[SET TASKS]:
1. According to the text on how speedways should treat racers, how far ahead should a speedway's vision for its divisions extend?
2. Continue the text on how speedways should treat racers, starting after its final line.

[PROVIDED TEXT]:
It appears that many speedways shoot from the hip when handing out penalties and this creates accusations and criticism. Every track should have a predetermined offense list that includes tiered punishments for technical violations, and on/off track misconducts. A history database should also be compiled as a reference guide to create consistency when issuing penalties and to confirm multiple offenders.
-Does your track team have respected executives and consultants?
An executive representative who is widely respected should be present at every speedway. It has to be somebody who understands the struggles that a race team goes through on a regular basis. This often, but not always, comes in the form of a current or ex-racer. Track operators are not doing race teams a favor by giving them a place to race. Respecting what the teams go through and showing them appreciation for supporting the speedway is vital as racers have lives outside of racing. They are, in fact, choosing to devote time to their home track.
-Does your track have any type of rewards program or contingency sponsors to give back to competitors?
If the speedway is bringing in money for advertising income then a small percentage of that should be dispersed to the racers. Awards should also be given to the most recognized characters of the speedway in the form of Most Popular Driver, Best Appearing Racecar, etc.
-Do racers and owners enter the track for free? If not, does the purse at least cover their entrance fee?
Short track racing is a semi-professional (in some cases, professional) spectator sport. In most cases they are being charged to enter your facility so they can perform a dangerous act in front of your crowd. If competitors and car owners are being charged to enter the pit area then the purse structure must at least cover that expense.
-Are race winners and champions able to enjoy their victories with a level of excitement?
Winning a race is extremely satisfying to a racer and his/her team. A speedway should do their part in adding to the celebration to create a memorable experience. Pyrotechnics, confetti, music, ability to celebrate with crew members, and an attractive backdrop for photo capturing should all be part of the ceremony.
-Are the racers and teams in sync with your visions of division rules?
If car owners see uncertainty in the future of a division/series then it affects their decision of acquiring a certain race car. They see their purchases as investments. A speedway should have a 10 year vision of their divisions and the competitors should be made aware of the forthcoming of their investments. Regulations should be discussed between the track and its race teams and there should be a considerable amount of time before putting new rules into effect. Race tracks shouldn’t make sudden rule changes because this diminishes trust with its racers.
-Do race teams have freedom with their investments?

[SUPPLIED MATERIAL]:
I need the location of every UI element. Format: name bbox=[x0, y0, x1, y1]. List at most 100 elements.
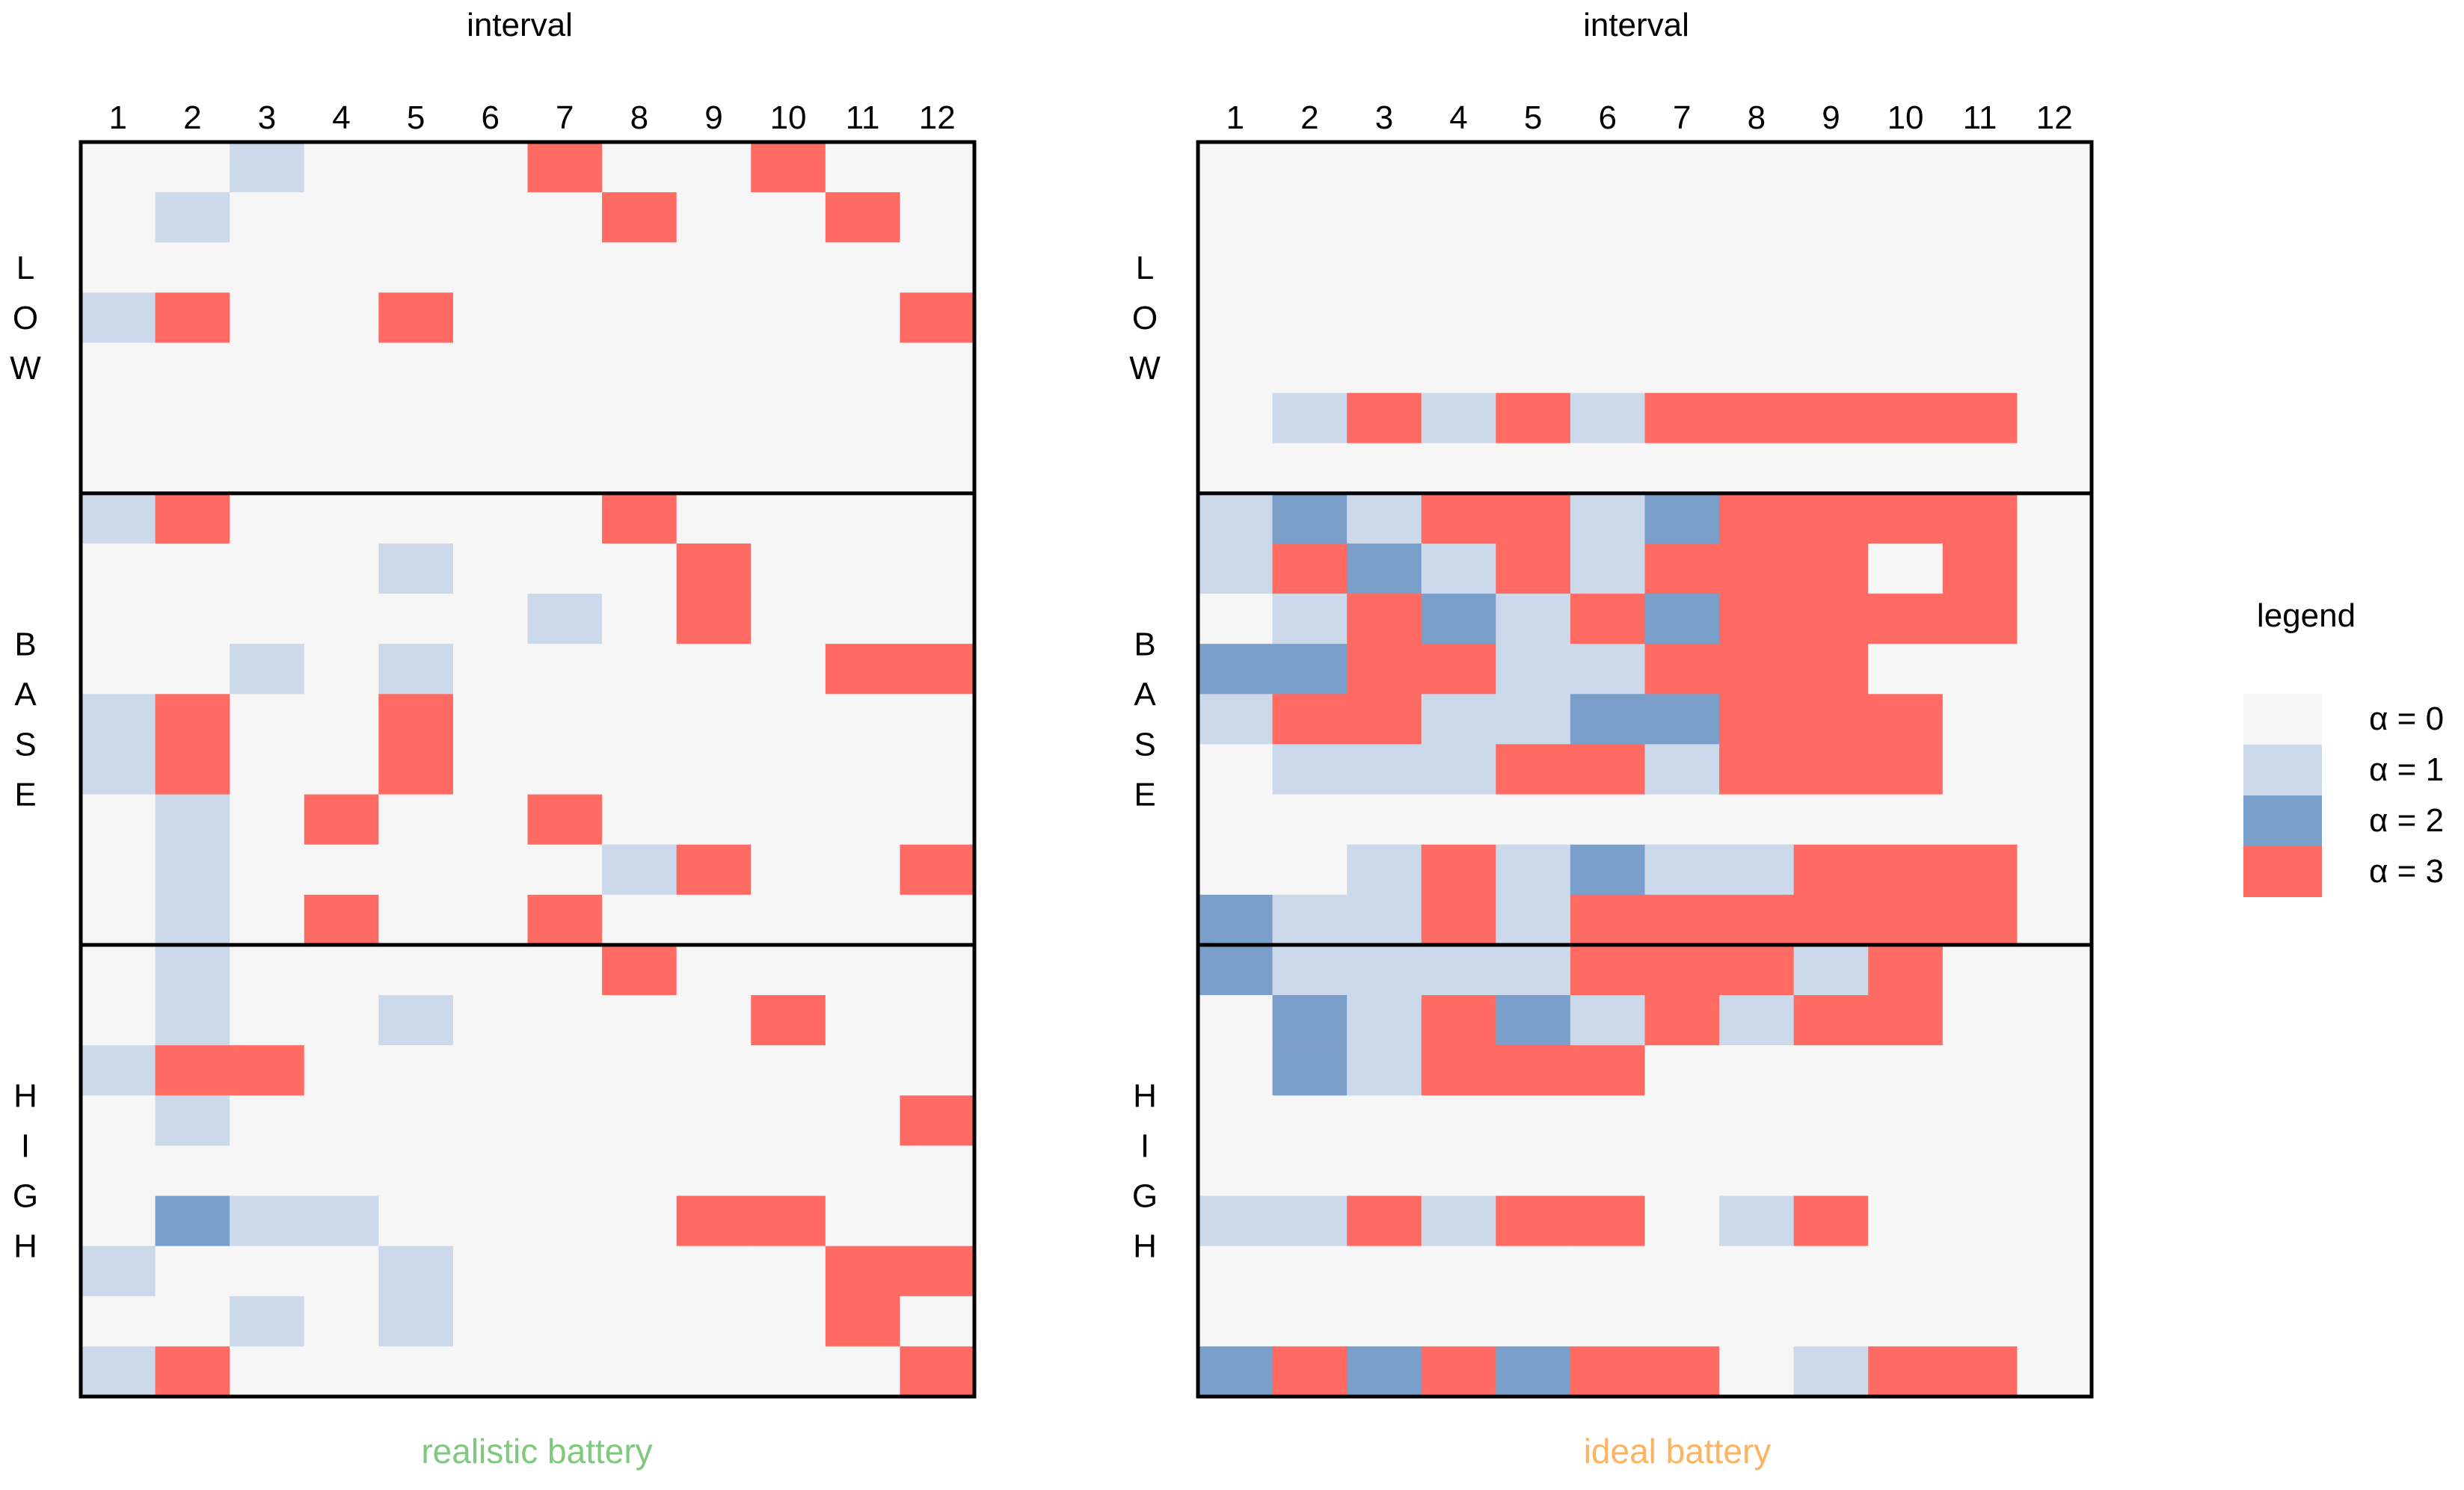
heatmap-cell bbox=[1644, 844, 1720, 896]
heatmap-cell bbox=[676, 392, 752, 444]
heatmap-cell bbox=[1347, 1145, 1422, 1197]
heatmap-cell bbox=[1272, 1346, 1348, 1397]
heatmap-cell bbox=[1347, 1296, 1422, 1347]
group-label-letter: I bbox=[1140, 1127, 1149, 1164]
heatmap-cell bbox=[1719, 694, 1795, 745]
heatmap-cell bbox=[1421, 493, 1496, 544]
heatmap-cell bbox=[452, 1296, 529, 1347]
heatmap-cell bbox=[230, 594, 305, 644]
heatmap-cell bbox=[527, 192, 603, 243]
heatmap-cell bbox=[2017, 594, 2092, 644]
heatmap-cell bbox=[900, 1246, 975, 1297]
heatmap-cell bbox=[1793, 995, 1869, 1046]
heatmap-cell bbox=[1644, 744, 1720, 795]
heatmap-cell bbox=[676, 493, 752, 544]
heatmap-cell bbox=[1868, 392, 1944, 444]
heatmap-cell bbox=[1421, 1195, 1496, 1247]
heatmap-cell bbox=[825, 242, 901, 293]
heatmap-cell bbox=[1793, 794, 1869, 846]
heatmap-cell bbox=[1347, 744, 1422, 795]
heatmap-cell bbox=[527, 794, 603, 846]
heatmap-cell bbox=[2017, 794, 2092, 846]
heatmap-cell bbox=[1719, 1246, 1795, 1297]
heatmap-cell bbox=[1570, 443, 1646, 494]
group-label-letter: H bbox=[1133, 1077, 1157, 1114]
heatmap-cell bbox=[1198, 1045, 1274, 1096]
heatmap-cell bbox=[1868, 1296, 1944, 1347]
group-label-letter: L bbox=[16, 250, 34, 286]
heatmap-cell bbox=[1496, 844, 1571, 896]
heatmap-cell bbox=[1272, 894, 1348, 946]
heatmap-cell bbox=[1496, 142, 1571, 193]
heatmap-cell bbox=[1496, 292, 1571, 344]
x-tick-label: 3 bbox=[1375, 99, 1393, 136]
legend-swatch bbox=[2243, 694, 2322, 745]
heatmap-cell bbox=[1942, 744, 2018, 795]
heatmap-cell bbox=[155, 392, 230, 444]
heatmap-cell bbox=[1719, 1145, 1795, 1197]
heatmap-cell bbox=[1644, 342, 1720, 394]
heatmap-cell bbox=[2017, 944, 2092, 996]
panel-caption: ideal battery bbox=[1584, 1432, 1772, 1471]
heatmap-cell bbox=[602, 1045, 678, 1096]
heatmap-cell bbox=[1793, 644, 1869, 695]
heatmap-cell bbox=[825, 594, 901, 644]
heatmap-cell bbox=[1942, 392, 2018, 444]
heatmap-cell bbox=[155, 694, 230, 745]
heatmap-cell bbox=[825, 1346, 901, 1397]
heatmap-cell bbox=[1644, 1246, 1720, 1297]
heatmap-cell bbox=[602, 1246, 678, 1297]
heatmap-cell bbox=[1644, 543, 1720, 594]
heatmap-cell bbox=[527, 1145, 603, 1197]
heatmap-cell bbox=[2017, 644, 2092, 695]
heatmap-cell bbox=[1272, 944, 1348, 996]
heatmap-cell bbox=[1942, 894, 2018, 946]
heatmap-cell bbox=[527, 392, 603, 444]
heatmap-cell bbox=[155, 644, 230, 695]
heatmap-cell bbox=[1793, 342, 1869, 394]
heatmap-cell bbox=[155, 1296, 230, 1347]
heatmap-cell bbox=[1272, 292, 1348, 344]
heatmap-cell bbox=[304, 1246, 379, 1297]
heatmap-cell bbox=[452, 1246, 529, 1297]
group-label-letter: S bbox=[14, 726, 36, 763]
heatmap-cell bbox=[1198, 443, 1274, 494]
heatmap-cell bbox=[1868, 1346, 1944, 1397]
heatmap-cell bbox=[900, 744, 975, 795]
heatmap-cell bbox=[1496, 1296, 1571, 1347]
x-tick-label: 5 bbox=[1524, 99, 1542, 136]
heatmap-cell bbox=[1570, 744, 1646, 795]
heatmap-cell bbox=[155, 995, 230, 1046]
heatmap-cell bbox=[81, 1195, 156, 1247]
heatmap-cell bbox=[1347, 794, 1422, 846]
heatmap-cell bbox=[1272, 694, 1348, 745]
heatmap-cell bbox=[378, 242, 454, 293]
group-label-letter: H bbox=[13, 1077, 37, 1114]
heatmap-cell bbox=[155, 1145, 230, 1197]
heatmap-cell bbox=[1942, 1095, 2018, 1146]
heatmap-cell bbox=[676, 894, 752, 946]
heatmap-cell bbox=[1421, 1045, 1496, 1096]
legend-label: α = 1 bbox=[2369, 751, 2444, 788]
heatmap-cell bbox=[378, 392, 454, 444]
heatmap-cell bbox=[900, 644, 975, 695]
heatmap-cell bbox=[1868, 694, 1944, 745]
heatmap-cell bbox=[452, 543, 529, 594]
heatmap-cell bbox=[1868, 443, 1944, 494]
heatmap-cell bbox=[1496, 944, 1571, 996]
heatmap-cell bbox=[825, 694, 901, 745]
heatmap-cell bbox=[452, 894, 529, 946]
heatmap-cell bbox=[1644, 1045, 1720, 1096]
heatmap-cell bbox=[751, 342, 826, 394]
heatmap-cell bbox=[1793, 242, 1869, 293]
heatmap-cell bbox=[676, 142, 752, 193]
heatmap-cell bbox=[676, 1095, 752, 1146]
heatmap-cell bbox=[1868, 292, 1944, 344]
heatmap-cell bbox=[1942, 242, 2018, 293]
heatmap-cell bbox=[527, 894, 603, 946]
heatmap-cell bbox=[378, 1045, 454, 1096]
heatmap-cell bbox=[1272, 1145, 1348, 1197]
heatmap-cell bbox=[2017, 1195, 2092, 1247]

[RESPONSES FOR EACH TASK]:
1. A speedway should have a 10 year vision of its divisions.

2.
In order to gain acceptance from the race teams and gain new competitors, we have to give them what they want. Racers want the freedom to travel and experience different race tracks. Facilities that try “locking in” their racers by having their own rulebooks different from surrounding tracks often show little success. Racers aren’t interested in spending money on something of little to no value. A race car that is only good for one track is not a worthy investment to race teams because it limits their freedom to visit other facilities and their ability to sell if they ever decide to take a different route.
Fan Interest, Entertainment, and Youth Engagement
There are two ways to increase fan appeal:
- Lower gate prices
- Increase value
Lowering prices is a very nice idea, but it is not always possible depending on the race facility in question. So this vision statement has much more to do with increasing the value that each visitor receives for the cost his or her ticket.
The top source of income for a short track is ticket sales, and if a speedway does not provide adequate entertainment for their fans they will lose out on repeat and word-of-mouth visitors. On the other hand, if a speedway is able to make a noteworthy experience for their guests and expose the beautiful side of the sport, it will gain longtime supporters.
This is a broad area for track promoters to show their creative imagination. Countless ideas and concepts can be employed in order to improve their facility’s layout, design, and surroundings. Fan appeal is the most important subject of all.
Too many track operators expect people to sit in one spot and be content for 3-4 hours watching cars go around in circles. Hardcore fans can endure it but even they could use relief from the monotony every so often. There is an urgent need to attract new fans, and new fans need more stimulus. It is important to focus on the future generations of attendees and to keep an emphasis on steady growth of the racing community. Extensive, exhaustive, repetitive race night schedules and a lack of mobility at a venue is often a turn off for existing fans, and quite possibly a repellent for new fans.
Track promoters/operators should be spending time in the grandstands reading their audience. They should be examining the crowd’s enthusiasm and observing the energy of the show. Length of caution periods, in-between race breaks, and driver introductions should be frequently evaluated. Keeping fans content is important during event downtime because there isn’t much excitement in watching track clean up.
Modern day fans need mobility. They prefer movement rather than to sit in one spot for an extended period of time. Facilities should seek to create explorable and social activities than simply watching the cars on the track. This includes gaming areas, historical displays, track stores, up close pit viewing, beer gardens, and social areas distant enough to temporarily remove themselves from the volume of race car engines.
Our facilities should be persistent in demonstrating absolutely outstanding customer service to increase repeat customers. In order to strengthen a speedway’s brand and to set its experience apart from other entertainment venues, customer service should not only be exceptional, but should also be a significant aspect of the facility’s operating plan.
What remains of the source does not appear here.